>>>

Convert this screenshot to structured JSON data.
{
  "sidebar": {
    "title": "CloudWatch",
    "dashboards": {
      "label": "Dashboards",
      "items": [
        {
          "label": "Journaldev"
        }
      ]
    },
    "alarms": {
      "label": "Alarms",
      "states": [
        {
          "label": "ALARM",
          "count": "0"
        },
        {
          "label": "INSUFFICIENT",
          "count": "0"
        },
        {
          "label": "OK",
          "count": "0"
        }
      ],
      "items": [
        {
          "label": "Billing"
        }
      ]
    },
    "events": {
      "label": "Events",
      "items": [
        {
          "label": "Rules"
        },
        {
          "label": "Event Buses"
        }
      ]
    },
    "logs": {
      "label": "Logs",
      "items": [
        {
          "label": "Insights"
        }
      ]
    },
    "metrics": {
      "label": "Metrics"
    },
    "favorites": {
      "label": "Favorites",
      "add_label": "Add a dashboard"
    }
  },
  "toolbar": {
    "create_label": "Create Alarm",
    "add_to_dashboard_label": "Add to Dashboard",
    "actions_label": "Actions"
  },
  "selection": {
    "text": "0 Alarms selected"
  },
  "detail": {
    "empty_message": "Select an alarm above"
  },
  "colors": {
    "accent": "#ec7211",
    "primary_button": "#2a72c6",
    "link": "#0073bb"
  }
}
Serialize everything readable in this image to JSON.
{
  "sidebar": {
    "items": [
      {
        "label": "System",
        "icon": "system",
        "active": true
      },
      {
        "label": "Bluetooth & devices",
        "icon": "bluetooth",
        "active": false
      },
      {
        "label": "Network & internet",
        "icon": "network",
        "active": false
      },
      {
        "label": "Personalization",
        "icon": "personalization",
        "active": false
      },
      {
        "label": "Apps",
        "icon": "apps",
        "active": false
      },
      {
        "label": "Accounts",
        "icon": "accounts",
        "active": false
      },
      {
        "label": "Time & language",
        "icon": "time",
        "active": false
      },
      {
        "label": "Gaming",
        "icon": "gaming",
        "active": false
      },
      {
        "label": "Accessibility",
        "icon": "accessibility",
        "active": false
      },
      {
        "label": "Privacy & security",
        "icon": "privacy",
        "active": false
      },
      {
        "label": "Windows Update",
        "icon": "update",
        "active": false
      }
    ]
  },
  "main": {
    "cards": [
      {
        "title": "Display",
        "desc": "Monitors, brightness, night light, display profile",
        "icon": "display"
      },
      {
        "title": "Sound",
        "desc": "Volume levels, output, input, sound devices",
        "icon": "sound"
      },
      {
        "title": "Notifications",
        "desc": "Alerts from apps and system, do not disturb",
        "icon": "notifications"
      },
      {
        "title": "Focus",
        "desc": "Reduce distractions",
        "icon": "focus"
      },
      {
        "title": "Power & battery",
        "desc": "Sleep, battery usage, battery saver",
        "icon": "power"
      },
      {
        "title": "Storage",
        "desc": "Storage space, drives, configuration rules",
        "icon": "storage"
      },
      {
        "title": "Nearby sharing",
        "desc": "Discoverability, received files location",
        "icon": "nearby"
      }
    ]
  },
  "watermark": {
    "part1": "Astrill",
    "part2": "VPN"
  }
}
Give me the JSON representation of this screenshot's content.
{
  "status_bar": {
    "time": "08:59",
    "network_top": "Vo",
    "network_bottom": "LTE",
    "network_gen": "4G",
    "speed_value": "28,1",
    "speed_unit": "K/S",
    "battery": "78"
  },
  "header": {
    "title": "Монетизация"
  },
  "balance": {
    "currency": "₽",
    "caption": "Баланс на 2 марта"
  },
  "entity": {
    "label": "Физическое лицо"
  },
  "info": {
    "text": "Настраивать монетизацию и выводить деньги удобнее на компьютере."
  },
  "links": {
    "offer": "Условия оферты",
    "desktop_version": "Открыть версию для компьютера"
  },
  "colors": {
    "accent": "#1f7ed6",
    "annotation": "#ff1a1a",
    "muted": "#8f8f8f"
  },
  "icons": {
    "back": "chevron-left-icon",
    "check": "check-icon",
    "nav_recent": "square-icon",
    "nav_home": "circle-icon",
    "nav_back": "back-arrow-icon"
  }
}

<<<

▶ _What you have to do_
Write out every entry above, word for word.

▶ _Exercise solution_
Convert this screenshot to structured JSON data.
{
  "sidebar": {
    "title": "CloudWatch",
    "dashboards": {
      "label": "Dashboards",
      "items": [
        {
          "label": "Journaldev"
        }
      ]
    },
    "alarms": {
      "label": "Alarms",
      "states": [
        {
          "label": "ALARM",
          "count": "0"
        },
        {
          "label": "INSUFFICIENT",
          "count": "0"
        },
        {
          "label": "OK",
          "count": "0"
        }
      ],
      "items": [
        {
          "label": "Billing"
        }
      ]
    },
    "events": {
      "label": "Events",
      "items": [
        {
          "label": "Rules"
        },
        {
          "label": "Event Buses"
        }
      ]
    },
    "logs": {
      "label": "Logs",
      "items": [
        {
          "label": "Insights"
        }
      ]
    },
    "metrics": {
      "label": "Metrics"
    },
    "favorites": {
      "label": "Favorites",
      "add_label": "Add a dashboard"
    }
  },
  "toolbar": {
    "create_label": "Create Alarm",
    "add_to_dashboard_label": "Add to Dashboard",
    "actions_label": "Actions"
  },
  "selection": {
    "text": "0 Alarms selected"
  },
  "detail": {
    "empty_message": "Select an alarm above"
  },
  "colors": {
    "accent": "#ec7211",
    "primary_button": "#2a72c6",
    "link": "#0073bb"
  }
}
Serialize everything readable in this image to JSON.
{
  "sidebar": {
    "items": [
      {
        "label": "System",
        "icon": "system",
        "active": true
      },
      {
        "label": "Bluetooth & devices",
        "icon": "bluetooth",
        "active": false
      },
      {
        "label": "Network & internet",
        "icon": "network",
        "active": false
      },
      {
        "label": "Personalization",
        "icon": "personalization",
        "active": false
      },
      {
        "label": "Apps",
        "icon": "apps",
        "active": false
      },
      {
        "label": "Accounts",
        "icon": "accounts",
        "active": false
      },
      {
        "label": "Time & language",
        "icon": "time",
        "active": false
      },
      {
        "label": "Gaming",
        "icon": "gaming",
        "active": false
      },
      {
        "label": "Accessibility",
        "icon": "accessibility",
        "active": false
      },
      {
        "label": "Privacy & security",
        "icon": "privacy",
        "active": false
      },
      {
        "label": "Windows Update",
        "icon": "update",
        "active": false
      }
    ]
  },
  "main": {
    "cards": [
      {
        "title": "Display",
        "desc": "Monitors, brightness, night light, display profile",
        "icon": "display"
      },
      {
        "title": "Sound",
        "desc": "Volume levels, output, input, sound devices",
        "icon": "sound"
      },
      {
        "title": "Notifications",
        "desc": "Alerts from apps and system, do not disturb",
        "icon": "notifications"
      },
      {
        "title": "Focus",
        "desc": "Reduce distractions",
        "icon": "focus"
      },
      {
        "title": "Power & battery",
        "desc": "Sleep, battery usage, battery saver",
        "icon": "power"
      },
      {
        "title": "Storage",
        "desc": "Storage space, drives, configuration rules",
        "icon": "storage"
      },
      {
        "title": "Nearby sharing",
        "desc": "Discoverability, received files location",
        "icon": "nearby"
      }
    ]
  },
  "watermark": {
    "part1": "Astrill",
    "part2": "VPN"
  }
}
Give me the JSON representation of this screenshot's content.
{
  "status_bar": {
    "time": "08:59",
    "network_top": "Vo",
    "network_bottom": "LTE",
    "network_gen": "4G",
    "speed_value": "28,1",
    "speed_unit": "K/S",
    "battery": "78"
  },
  "header": {
    "title": "Монетизация"
  },
  "balance": {
    "currency": "₽",
    "caption": "Баланс на 2 марта"
  },
  "entity": {
    "label": "Физическое лицо"
  },
  "info": {
    "text": "Настраивать монетизацию и выводить деньги удобнее на компьютере."
  },
  "links": {
    "offer": "Условия оферты",
    "desktop_version": "Открыть версию для компьютера"
  },
  "colors": {
    "accent": "#1f7ed6",
    "annotation": "#ff1a1a",
    "muted": "#8f8f8f"
  },
  "icons": {
    "back": "chevron-left-icon",
    "check": "check-icon",
    "nav_recent": "square-icon",
    "nav_home": "circle-icon",
    "nav_back": "back-arrow-icon"
  }
}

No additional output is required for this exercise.